Task instructions: Turn the listing below into a JSON list of strings with one string per line, leaving out any blank lines.

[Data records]
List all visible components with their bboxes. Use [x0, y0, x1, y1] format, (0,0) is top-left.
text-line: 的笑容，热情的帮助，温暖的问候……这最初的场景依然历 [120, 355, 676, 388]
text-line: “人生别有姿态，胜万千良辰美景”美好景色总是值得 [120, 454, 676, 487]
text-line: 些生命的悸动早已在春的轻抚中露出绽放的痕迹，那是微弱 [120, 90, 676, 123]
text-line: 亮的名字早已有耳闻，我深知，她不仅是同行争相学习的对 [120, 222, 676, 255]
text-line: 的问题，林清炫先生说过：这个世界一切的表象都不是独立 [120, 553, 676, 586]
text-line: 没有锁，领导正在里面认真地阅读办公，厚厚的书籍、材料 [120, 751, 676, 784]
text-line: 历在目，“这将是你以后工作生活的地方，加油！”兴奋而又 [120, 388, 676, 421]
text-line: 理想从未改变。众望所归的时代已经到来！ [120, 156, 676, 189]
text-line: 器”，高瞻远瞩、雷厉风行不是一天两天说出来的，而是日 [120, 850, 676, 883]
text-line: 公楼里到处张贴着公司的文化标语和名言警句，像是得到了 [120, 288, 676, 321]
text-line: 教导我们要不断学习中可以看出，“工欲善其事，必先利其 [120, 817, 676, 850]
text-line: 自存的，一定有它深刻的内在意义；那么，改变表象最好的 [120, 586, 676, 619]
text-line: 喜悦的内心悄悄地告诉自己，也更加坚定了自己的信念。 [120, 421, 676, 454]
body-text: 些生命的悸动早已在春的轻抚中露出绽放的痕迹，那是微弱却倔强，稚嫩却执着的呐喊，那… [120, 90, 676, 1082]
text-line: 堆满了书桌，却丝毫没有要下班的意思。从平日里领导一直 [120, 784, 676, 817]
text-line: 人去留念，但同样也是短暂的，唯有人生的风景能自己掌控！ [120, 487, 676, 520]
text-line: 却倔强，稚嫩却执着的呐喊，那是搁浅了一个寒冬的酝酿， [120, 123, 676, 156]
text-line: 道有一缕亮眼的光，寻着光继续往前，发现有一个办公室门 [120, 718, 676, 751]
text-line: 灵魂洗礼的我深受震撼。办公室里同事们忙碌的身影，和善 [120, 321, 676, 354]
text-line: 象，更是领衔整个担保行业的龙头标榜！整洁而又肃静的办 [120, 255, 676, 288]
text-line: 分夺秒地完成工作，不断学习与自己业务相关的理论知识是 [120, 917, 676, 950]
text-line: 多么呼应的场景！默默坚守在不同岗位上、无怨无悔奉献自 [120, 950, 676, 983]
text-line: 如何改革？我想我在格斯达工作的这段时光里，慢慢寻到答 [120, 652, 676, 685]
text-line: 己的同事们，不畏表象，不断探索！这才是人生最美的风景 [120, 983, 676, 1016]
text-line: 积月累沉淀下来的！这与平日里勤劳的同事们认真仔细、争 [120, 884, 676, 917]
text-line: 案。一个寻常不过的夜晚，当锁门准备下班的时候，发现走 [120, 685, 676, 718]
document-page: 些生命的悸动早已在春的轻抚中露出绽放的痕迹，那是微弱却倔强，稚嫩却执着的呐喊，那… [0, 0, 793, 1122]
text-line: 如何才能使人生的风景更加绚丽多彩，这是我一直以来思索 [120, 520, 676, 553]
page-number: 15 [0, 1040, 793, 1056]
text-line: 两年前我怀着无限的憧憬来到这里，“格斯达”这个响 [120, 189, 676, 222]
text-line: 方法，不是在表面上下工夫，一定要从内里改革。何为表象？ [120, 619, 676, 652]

The answer:
[
  "List all visible components with their bboxes. Use [x0, y0, x1, y1] format, (0,0) is top-left.",
  "text-line: 的笑容，热情的帮助，温暖的问候……这最初的场景依然历 [120, 355, 676, 388]",
  "text-line: “人生别有姿态，胜万千良辰美景”美好景色总是值得 [120, 454, 676, 487]",
  "text-line: 些生命的悸动早已在春的轻抚中露出绽放的痕迹，那是微弱 [120, 90, 676, 123]",
  "text-line: 亮的名字早已有耳闻，我深知，她不仅是同行争相学习的对 [120, 222, 676, 255]",
  "text-line: 的问题，林清炫先生说过：这个世界一切的表象都不是独立 [120, 553, 676, 586]",
  "text-line: 没有锁，领导正在里面认真地阅读办公，厚厚的书籍、材料 [120, 751, 676, 784]",
  "text-line: 历在目，“这将是你以后工作生活的地方，加油！”兴奋而又 [120, 388, 676, 421]",
  "text-line: 理想从未改变。众望所归的时代已经到来！ [120, 156, 676, 189]",
  "text-line: 器”，高瞻远瞩、雷厉风行不是一天两天说出来的，而是日 [120, 850, 676, 883]",
  "text-line: 公楼里到处张贴着公司的文化标语和名言警句，像是得到了 [120, 288, 676, 321]",
  "text-line: 教导我们要不断学习中可以看出，“工欲善其事，必先利其 [120, 817, 676, 850]",
  "text-line: 自存的，一定有它深刻的内在意义；那么，改变表象最好的 [120, 586, 676, 619]",
  "text-line: 喜悦的内心悄悄地告诉自己，也更加坚定了自己的信念。 [120, 421, 676, 454]",
  "body-text: 些生命的悸动早已在春的轻抚中露出绽放的痕迹，那是微弱却倔强，稚嫩却执着的呐喊，那… [120, 90, 676, 1082]",
  "text-line: 堆满了书桌，却丝毫没有要下班的意思。从平日里领导一直 [120, 784, 676, 817]",
  "text-line: 人去留念，但同样也是短暂的，唯有人生的风景能自己掌控！ [120, 487, 676, 520]",
  "text-line: 却倔强，稚嫩却执着的呐喊，那是搁浅了一个寒冬的酝酿， [120, 123, 676, 156]",
  "text-line: 道有一缕亮眼的光，寻着光继续往前，发现有一个办公室门 [120, 718, 676, 751]",
  "text-line: 灵魂洗礼的我深受震撼。办公室里同事们忙碌的身影，和善 [120, 321, 676, 354]",
  "text-line: 象，更是领衔整个担保行业的龙头标榜！整洁而又肃静的办 [120, 255, 676, 288]",
  "text-line: 分夺秒地完成工作，不断学习与自己业务相关的理论知识是 [120, 917, 676, 950]",
  "text-line: 多么呼应的场景！默默坚守在不同岗位上、无怨无悔奉献自 [120, 950, 676, 983]",
  "text-line: 如何改革？我想我在格斯达工作的这段时光里，慢慢寻到答 [120, 652, 676, 685]",
  "text-line: 己的同事们，不畏表象，不断探索！这才是人生最美的风景 [120, 983, 676, 1016]",
  "text-line: 积月累沉淀下来的！这与平日里勤劳的同事们认真仔细、争 [120, 884, 676, 917]",
  "text-line: 案。一个寻常不过的夜晚，当锁门准备下班的时候，发现走 [120, 685, 676, 718]",
  "document-page: 些生命的悸动早已在春的轻抚中露出绽放的痕迹，那是微弱却倔强，稚嫩却执着的呐喊，那… [0, 0, 793, 1122]",
  "text-line: 如何才能使人生的风景更加绚丽多彩，这是我一直以来思索 [120, 520, 676, 553]",
  "page-number: 15 [0, 1040, 793, 1056]",
  "text-line: 两年前我怀着无限的憧憬来到这里，“格斯达”这个响 [120, 189, 676, 222]",
  "text-line: 方法，不是在表面上下工夫，一定要从内里改革。何为表象？ [120, 619, 676, 652]"
]